**Supplied material**
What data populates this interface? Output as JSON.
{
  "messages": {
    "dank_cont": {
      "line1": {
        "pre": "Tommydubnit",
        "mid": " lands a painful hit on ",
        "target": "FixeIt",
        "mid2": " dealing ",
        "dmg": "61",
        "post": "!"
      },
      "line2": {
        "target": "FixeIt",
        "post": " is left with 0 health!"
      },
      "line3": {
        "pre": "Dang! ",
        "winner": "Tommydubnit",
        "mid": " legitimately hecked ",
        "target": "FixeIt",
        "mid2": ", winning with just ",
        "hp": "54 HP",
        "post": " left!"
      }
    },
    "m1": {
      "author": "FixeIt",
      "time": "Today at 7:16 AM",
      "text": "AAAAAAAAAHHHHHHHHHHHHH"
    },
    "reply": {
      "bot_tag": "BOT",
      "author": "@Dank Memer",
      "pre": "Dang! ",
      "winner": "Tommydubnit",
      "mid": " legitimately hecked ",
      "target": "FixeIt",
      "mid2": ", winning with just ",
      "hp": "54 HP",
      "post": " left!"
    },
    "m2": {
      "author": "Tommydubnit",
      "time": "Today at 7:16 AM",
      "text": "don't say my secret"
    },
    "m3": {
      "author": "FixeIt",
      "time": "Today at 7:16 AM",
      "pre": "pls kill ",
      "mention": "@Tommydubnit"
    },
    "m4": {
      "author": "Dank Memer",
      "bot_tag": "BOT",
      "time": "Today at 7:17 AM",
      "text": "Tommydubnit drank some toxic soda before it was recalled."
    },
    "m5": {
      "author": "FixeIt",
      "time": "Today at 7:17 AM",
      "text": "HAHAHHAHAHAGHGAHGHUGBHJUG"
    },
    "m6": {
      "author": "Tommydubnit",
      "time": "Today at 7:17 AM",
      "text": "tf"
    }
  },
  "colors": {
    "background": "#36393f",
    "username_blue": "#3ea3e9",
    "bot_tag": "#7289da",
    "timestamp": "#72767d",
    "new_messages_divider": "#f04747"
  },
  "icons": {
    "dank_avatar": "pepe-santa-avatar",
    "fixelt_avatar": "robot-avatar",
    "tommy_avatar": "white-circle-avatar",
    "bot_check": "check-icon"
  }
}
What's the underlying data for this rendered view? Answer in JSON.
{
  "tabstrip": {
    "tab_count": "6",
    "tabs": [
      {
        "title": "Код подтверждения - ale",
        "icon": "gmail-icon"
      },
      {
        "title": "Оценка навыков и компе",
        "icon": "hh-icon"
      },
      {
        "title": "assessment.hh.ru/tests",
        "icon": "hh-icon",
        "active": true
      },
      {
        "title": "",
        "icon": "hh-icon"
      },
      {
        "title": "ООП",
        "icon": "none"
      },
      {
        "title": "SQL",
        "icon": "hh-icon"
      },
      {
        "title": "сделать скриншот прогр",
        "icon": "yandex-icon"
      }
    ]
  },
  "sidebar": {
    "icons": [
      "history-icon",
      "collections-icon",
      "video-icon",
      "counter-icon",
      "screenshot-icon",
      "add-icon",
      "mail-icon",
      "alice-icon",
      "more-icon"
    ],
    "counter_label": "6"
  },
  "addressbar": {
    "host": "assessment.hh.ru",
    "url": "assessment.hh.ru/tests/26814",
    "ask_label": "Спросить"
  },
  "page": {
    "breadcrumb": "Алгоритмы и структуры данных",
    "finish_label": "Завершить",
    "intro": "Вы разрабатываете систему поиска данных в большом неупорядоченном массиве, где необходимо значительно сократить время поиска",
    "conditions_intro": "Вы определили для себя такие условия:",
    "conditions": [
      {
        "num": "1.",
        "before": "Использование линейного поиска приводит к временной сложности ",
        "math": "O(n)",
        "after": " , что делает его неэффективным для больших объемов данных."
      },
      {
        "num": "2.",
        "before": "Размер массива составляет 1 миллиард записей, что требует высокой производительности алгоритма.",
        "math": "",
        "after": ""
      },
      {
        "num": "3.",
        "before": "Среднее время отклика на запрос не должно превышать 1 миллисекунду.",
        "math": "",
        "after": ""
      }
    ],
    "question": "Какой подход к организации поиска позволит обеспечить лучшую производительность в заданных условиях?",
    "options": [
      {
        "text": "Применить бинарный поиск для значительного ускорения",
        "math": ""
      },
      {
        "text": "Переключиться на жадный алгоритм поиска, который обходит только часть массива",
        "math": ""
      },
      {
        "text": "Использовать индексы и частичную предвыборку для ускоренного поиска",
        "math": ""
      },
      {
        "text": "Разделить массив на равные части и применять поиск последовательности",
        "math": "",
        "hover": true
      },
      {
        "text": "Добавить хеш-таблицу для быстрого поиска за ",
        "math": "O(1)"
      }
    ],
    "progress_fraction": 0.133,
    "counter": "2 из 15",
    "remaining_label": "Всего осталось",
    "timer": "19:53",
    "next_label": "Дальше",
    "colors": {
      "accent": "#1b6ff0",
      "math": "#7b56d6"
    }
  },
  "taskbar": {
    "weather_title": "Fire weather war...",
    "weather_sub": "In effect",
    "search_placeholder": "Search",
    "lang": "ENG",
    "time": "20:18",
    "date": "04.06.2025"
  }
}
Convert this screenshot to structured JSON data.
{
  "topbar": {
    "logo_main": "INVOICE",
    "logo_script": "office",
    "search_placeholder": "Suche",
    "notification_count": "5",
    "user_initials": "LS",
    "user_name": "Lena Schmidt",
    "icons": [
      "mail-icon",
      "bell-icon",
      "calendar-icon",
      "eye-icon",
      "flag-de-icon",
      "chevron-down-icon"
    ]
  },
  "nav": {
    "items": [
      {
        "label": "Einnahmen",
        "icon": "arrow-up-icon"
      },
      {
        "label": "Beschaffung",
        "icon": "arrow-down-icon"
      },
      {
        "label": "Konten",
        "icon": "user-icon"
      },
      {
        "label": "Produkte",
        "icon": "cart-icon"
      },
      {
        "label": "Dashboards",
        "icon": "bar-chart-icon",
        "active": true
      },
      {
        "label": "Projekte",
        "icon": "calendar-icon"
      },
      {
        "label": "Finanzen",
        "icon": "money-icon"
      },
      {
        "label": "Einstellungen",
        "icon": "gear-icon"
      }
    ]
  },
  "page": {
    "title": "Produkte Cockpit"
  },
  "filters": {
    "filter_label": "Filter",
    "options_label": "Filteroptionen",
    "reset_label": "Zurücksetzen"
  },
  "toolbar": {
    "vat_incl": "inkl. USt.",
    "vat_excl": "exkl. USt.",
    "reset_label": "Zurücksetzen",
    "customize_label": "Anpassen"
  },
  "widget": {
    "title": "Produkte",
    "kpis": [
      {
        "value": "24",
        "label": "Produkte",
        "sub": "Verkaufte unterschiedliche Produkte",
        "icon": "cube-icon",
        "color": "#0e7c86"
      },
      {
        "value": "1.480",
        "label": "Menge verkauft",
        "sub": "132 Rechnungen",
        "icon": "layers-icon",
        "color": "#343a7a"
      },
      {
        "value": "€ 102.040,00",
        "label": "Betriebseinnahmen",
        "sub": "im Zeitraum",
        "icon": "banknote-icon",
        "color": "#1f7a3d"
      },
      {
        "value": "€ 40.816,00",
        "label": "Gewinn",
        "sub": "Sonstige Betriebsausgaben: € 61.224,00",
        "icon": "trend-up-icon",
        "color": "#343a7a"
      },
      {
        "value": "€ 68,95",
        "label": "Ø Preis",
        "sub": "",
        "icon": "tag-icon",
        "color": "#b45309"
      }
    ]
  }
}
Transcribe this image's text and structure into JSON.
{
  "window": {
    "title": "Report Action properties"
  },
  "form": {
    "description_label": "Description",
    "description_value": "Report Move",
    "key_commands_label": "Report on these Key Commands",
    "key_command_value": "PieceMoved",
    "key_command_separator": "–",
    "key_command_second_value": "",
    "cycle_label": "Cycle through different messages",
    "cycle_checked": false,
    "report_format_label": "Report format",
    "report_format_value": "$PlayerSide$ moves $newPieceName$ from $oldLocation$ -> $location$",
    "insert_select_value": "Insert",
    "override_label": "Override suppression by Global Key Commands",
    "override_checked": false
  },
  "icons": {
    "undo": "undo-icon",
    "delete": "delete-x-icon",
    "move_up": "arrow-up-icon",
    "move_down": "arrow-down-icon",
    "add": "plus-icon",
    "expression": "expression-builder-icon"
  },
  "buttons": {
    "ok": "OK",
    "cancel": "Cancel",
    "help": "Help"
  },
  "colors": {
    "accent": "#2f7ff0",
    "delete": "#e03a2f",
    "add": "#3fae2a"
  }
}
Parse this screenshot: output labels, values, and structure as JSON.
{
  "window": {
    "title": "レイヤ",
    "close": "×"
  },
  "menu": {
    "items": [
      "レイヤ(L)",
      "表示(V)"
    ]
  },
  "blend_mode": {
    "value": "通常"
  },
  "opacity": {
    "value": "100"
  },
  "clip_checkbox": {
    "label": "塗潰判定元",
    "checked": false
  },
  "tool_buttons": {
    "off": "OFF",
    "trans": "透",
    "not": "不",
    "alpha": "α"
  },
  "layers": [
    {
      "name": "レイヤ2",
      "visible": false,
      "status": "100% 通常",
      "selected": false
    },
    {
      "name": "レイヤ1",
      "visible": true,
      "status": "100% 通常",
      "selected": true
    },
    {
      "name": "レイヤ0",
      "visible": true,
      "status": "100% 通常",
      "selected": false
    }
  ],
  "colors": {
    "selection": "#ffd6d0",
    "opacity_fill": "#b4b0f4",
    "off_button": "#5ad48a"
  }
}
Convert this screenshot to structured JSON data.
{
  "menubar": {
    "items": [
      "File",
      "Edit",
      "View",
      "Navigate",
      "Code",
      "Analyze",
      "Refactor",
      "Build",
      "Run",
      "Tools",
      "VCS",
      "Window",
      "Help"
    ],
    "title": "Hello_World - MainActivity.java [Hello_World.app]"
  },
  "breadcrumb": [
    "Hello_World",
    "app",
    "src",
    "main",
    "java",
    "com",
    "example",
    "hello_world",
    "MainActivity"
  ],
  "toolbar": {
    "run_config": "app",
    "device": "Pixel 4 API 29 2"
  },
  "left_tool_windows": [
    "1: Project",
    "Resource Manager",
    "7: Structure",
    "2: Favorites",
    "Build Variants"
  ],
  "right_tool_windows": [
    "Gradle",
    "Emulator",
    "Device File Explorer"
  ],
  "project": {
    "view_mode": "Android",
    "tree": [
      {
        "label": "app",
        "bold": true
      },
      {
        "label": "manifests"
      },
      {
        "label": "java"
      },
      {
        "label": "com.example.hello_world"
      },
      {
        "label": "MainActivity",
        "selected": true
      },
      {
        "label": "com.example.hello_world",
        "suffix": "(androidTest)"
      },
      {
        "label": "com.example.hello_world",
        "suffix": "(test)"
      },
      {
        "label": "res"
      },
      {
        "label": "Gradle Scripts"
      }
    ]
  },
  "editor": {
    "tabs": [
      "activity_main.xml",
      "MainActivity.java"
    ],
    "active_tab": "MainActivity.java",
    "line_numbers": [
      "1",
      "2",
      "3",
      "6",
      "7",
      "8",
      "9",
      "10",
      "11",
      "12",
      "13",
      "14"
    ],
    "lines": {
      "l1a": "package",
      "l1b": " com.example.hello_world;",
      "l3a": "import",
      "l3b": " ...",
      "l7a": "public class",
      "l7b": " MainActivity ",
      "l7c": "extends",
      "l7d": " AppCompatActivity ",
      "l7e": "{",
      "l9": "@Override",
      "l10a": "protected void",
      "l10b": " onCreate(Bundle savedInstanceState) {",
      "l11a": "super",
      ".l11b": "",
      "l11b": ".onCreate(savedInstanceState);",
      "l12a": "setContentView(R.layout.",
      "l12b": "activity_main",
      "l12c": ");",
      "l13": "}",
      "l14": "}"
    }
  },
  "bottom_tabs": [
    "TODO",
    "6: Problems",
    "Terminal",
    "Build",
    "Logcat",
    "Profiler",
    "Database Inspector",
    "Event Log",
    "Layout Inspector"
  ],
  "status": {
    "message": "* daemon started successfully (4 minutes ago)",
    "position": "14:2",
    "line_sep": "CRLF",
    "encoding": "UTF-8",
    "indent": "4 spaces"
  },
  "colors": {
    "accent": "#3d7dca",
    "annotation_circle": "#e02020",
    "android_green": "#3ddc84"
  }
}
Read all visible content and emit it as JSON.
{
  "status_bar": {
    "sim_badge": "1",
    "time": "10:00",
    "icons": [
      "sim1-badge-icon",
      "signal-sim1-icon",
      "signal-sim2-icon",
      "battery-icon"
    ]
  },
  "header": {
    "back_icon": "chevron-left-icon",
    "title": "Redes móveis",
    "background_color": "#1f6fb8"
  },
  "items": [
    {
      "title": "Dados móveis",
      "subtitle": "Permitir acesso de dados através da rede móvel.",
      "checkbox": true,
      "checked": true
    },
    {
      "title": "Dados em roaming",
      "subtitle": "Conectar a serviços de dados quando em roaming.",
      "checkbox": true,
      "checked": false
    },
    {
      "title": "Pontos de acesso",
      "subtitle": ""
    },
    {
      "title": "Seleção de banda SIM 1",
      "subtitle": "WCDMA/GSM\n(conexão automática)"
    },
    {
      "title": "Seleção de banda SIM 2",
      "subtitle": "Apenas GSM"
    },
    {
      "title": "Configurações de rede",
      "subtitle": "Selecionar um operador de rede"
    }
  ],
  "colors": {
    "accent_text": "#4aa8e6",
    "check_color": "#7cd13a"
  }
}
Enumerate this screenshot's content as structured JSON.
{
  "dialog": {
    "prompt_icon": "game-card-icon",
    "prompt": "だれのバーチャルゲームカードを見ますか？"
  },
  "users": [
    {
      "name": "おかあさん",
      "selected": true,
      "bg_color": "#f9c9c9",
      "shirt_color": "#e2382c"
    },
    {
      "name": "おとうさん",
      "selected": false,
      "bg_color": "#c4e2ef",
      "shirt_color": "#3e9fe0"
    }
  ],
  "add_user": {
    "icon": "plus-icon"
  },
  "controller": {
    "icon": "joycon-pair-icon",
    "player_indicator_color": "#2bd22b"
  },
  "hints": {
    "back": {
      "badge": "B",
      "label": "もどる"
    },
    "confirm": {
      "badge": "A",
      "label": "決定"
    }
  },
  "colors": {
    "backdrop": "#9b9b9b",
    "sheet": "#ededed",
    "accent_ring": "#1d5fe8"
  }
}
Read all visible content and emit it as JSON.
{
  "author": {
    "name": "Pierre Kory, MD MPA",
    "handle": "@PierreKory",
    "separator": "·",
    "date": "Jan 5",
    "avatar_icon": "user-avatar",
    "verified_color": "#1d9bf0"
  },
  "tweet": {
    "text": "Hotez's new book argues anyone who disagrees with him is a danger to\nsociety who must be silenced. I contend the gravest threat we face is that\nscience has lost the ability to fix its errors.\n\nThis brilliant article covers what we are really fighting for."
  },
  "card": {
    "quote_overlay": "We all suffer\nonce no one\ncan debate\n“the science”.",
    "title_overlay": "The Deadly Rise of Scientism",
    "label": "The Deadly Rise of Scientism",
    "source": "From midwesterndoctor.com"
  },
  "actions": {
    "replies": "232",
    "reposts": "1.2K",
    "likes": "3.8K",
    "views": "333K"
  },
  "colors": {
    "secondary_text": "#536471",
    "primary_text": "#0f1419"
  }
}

**Stated task**
Which lines hold the word "avatar"? Copy all of them.

**Exercise solution**
    "dank_avatar": "pepe-santa-avatar",
    "fixelt_avatar": "robot-avatar",
    "tommy_avatar": "white-circle-avatar",
    "avatar_icon": "user-avatar",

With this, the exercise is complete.